### Task description
In the material below, find each line holding the string "name" and copy it.

[Dataset rows about figures]
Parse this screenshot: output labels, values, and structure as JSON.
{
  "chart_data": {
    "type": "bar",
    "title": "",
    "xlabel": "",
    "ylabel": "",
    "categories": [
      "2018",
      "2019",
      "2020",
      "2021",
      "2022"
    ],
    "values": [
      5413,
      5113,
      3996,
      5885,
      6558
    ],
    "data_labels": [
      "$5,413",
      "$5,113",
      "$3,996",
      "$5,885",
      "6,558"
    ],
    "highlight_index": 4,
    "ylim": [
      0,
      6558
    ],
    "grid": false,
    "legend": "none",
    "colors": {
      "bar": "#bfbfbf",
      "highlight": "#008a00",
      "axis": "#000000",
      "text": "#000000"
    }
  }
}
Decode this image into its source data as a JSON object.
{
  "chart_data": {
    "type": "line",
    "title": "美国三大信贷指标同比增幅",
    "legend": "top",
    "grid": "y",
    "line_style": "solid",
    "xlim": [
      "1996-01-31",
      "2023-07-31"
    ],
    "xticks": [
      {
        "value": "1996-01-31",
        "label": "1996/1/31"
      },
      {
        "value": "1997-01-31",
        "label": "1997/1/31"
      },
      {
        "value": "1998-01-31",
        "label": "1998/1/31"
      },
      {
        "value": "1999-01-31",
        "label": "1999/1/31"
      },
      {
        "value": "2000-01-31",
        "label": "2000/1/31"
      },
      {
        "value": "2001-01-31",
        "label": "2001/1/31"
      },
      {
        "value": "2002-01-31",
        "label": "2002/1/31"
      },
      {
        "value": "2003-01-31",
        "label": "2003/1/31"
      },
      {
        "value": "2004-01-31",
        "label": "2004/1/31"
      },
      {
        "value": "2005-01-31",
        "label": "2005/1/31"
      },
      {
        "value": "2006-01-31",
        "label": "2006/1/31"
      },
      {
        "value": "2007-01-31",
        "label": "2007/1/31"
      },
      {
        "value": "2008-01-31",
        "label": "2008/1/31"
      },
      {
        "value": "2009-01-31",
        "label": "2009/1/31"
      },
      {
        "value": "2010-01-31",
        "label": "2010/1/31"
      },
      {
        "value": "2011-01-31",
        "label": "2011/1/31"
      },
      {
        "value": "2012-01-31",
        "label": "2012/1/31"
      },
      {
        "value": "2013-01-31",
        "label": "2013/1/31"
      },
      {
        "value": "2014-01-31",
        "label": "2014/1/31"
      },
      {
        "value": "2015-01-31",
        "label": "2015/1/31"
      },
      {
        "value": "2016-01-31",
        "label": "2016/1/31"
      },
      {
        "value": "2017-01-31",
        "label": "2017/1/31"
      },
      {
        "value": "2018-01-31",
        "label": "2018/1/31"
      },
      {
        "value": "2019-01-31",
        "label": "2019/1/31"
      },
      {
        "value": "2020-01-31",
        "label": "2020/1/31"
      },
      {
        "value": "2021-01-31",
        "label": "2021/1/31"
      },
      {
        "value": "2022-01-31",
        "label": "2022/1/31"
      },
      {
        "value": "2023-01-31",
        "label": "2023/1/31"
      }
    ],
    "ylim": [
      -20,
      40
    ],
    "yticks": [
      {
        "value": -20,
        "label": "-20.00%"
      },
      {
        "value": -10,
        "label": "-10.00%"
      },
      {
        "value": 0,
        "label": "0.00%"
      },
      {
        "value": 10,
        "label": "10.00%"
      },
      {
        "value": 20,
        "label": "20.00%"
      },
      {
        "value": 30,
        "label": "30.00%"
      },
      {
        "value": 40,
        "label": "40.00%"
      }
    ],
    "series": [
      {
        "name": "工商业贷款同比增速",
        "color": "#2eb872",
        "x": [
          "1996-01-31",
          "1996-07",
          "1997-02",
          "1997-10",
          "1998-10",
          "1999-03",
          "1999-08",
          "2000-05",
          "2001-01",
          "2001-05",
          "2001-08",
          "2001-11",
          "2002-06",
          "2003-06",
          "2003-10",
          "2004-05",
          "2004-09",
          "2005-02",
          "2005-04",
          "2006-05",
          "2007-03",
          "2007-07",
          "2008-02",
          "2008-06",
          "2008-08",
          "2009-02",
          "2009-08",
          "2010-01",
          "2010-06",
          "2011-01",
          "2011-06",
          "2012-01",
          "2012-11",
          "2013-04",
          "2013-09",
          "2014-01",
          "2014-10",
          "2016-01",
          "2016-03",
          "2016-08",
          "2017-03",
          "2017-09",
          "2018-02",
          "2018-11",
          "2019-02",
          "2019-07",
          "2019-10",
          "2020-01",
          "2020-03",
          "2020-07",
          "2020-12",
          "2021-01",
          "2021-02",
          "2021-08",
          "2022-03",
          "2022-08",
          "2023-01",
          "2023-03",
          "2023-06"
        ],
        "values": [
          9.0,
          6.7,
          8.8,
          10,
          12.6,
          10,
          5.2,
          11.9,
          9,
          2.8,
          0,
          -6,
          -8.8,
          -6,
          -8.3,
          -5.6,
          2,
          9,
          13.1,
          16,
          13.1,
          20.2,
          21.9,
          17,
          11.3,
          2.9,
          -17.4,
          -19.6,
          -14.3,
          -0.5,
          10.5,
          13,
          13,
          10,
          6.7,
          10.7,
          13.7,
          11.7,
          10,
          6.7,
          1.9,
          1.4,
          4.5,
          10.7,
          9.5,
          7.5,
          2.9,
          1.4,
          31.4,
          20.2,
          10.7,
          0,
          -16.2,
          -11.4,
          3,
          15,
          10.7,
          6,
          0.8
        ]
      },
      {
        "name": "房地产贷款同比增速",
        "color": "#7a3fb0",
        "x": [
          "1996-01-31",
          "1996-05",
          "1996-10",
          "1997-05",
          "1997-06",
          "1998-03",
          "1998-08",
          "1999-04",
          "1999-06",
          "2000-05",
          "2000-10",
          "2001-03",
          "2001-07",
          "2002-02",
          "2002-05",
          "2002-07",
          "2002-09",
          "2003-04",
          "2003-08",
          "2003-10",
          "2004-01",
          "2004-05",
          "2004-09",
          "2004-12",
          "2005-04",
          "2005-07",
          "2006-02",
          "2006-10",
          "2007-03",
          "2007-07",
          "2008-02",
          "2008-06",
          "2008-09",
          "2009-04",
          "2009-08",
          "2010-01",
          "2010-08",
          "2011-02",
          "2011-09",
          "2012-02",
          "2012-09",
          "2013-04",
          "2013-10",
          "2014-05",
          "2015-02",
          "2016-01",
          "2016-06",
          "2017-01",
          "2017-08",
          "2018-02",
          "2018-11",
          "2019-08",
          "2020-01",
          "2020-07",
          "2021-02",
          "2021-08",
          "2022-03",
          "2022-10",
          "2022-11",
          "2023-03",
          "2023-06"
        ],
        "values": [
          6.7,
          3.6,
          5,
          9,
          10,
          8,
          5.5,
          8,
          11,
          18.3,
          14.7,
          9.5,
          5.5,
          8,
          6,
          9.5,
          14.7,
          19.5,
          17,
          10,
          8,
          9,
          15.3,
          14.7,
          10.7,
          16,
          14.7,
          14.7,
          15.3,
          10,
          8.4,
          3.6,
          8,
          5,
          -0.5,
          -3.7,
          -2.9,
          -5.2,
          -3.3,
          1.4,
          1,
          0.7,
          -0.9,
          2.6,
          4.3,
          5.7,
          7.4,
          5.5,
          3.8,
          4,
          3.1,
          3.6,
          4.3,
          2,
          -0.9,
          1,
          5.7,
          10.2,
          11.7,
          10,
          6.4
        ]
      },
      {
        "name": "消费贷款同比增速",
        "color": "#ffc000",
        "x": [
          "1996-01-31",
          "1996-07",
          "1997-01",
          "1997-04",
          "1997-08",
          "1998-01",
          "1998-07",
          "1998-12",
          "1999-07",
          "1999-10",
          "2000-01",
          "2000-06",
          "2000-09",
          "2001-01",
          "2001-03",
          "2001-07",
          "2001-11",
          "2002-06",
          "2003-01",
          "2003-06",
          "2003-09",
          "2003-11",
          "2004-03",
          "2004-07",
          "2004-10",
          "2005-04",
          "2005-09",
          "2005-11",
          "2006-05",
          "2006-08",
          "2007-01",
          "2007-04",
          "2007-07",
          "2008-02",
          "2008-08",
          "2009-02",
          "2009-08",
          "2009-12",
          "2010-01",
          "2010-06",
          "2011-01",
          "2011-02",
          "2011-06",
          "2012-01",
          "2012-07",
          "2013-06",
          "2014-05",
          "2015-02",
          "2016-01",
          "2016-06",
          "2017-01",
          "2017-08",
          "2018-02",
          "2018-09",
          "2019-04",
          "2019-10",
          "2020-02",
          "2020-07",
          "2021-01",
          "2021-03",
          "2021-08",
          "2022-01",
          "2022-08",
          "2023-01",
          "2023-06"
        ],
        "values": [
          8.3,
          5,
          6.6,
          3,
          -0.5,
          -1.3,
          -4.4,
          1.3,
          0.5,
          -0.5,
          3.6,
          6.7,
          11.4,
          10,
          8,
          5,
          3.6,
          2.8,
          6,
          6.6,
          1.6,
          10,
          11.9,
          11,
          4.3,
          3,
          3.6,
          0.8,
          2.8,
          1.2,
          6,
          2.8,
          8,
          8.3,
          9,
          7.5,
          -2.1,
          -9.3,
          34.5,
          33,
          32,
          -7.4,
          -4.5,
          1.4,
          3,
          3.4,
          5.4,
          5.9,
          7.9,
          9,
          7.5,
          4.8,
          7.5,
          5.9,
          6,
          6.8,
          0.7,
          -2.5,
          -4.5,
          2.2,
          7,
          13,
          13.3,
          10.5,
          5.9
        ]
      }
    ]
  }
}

### Task answer
        "name": "工商业贷款同比增速",
        "name": "房地产贷款同比增速",
        "name": "消费贷款同比增速",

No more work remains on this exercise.